─── Data extract ───

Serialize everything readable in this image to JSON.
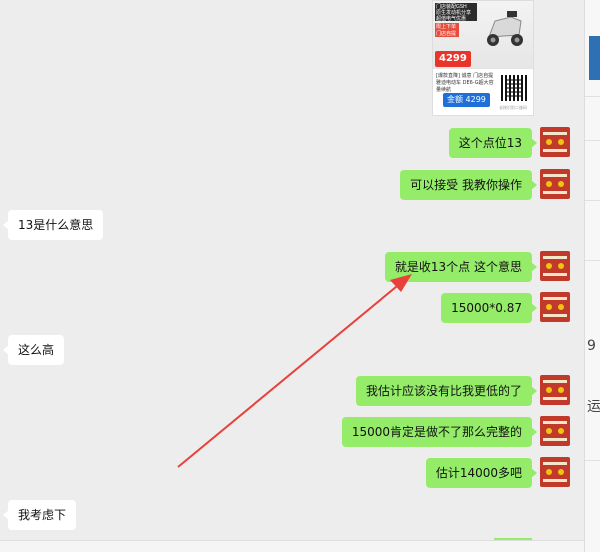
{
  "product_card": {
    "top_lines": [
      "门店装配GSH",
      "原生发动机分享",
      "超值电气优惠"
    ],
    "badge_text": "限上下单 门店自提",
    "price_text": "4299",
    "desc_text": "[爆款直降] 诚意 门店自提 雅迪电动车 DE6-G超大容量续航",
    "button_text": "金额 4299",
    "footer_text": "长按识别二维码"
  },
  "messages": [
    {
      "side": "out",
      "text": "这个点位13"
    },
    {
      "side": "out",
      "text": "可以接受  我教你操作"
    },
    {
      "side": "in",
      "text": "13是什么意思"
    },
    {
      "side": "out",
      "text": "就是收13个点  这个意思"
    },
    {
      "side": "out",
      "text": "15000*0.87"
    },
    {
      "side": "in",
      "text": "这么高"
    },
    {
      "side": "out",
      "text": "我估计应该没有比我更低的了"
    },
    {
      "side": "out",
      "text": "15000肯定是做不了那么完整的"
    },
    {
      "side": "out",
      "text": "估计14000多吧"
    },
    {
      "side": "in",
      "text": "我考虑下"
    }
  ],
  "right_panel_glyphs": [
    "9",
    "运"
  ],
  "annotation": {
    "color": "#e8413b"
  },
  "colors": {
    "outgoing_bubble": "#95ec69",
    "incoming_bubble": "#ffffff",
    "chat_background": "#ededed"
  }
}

───

* [Prompt]:
Quote each line of the listing exactly, but leave the pictures out.

* [Task solution]:
Serialize everything readable in this image to JSON.
{
  "product_card": {
    "top_lines": [
      "门店装配GSH",
      "原生发动机分享",
      "超值电气优惠"
    ],
    "badge_text": "限上下单 门店自提",
    "price_text": "4299",
    "desc_text": "[爆款直降] 诚意 门店自提 雅迪电动车 DE6-G超大容量续航",
    "button_text": "金额 4299",
    "footer_text": "长按识别二维码"
  },
  "messages": [
    {
      "side": "out",
      "text": "这个点位13"
    },
    {
      "side": "out",
      "text": "可以接受  我教你操作"
    },
    {
      "side": "in",
      "text": "13是什么意思"
    },
    {
      "side": "out",
      "text": "就是收13个点  这个意思"
    },
    {
      "side": "out",
      "text": "15000*0.87"
    },
    {
      "side": "in",
      "text": "这么高"
    },
    {
      "side": "out",
      "text": "我估计应该没有比我更低的了"
    },
    {
      "side": "out",
      "text": "15000肯定是做不了那么完整的"
    },
    {
      "side": "out",
      "text": "估计14000多吧"
    },
    {
      "side": "in",
      "text": "我考虑下"
    }
  ],
  "right_panel_glyphs": [
    "9",
    "运"
  ],
  "annotation": {
    "color": "#e8413b"
  },
  "colors": {
    "outgoing_bubble": "#95ec69",
    "incoming_bubble": "#ffffff",
    "chat_background": "#ededed"
  }
}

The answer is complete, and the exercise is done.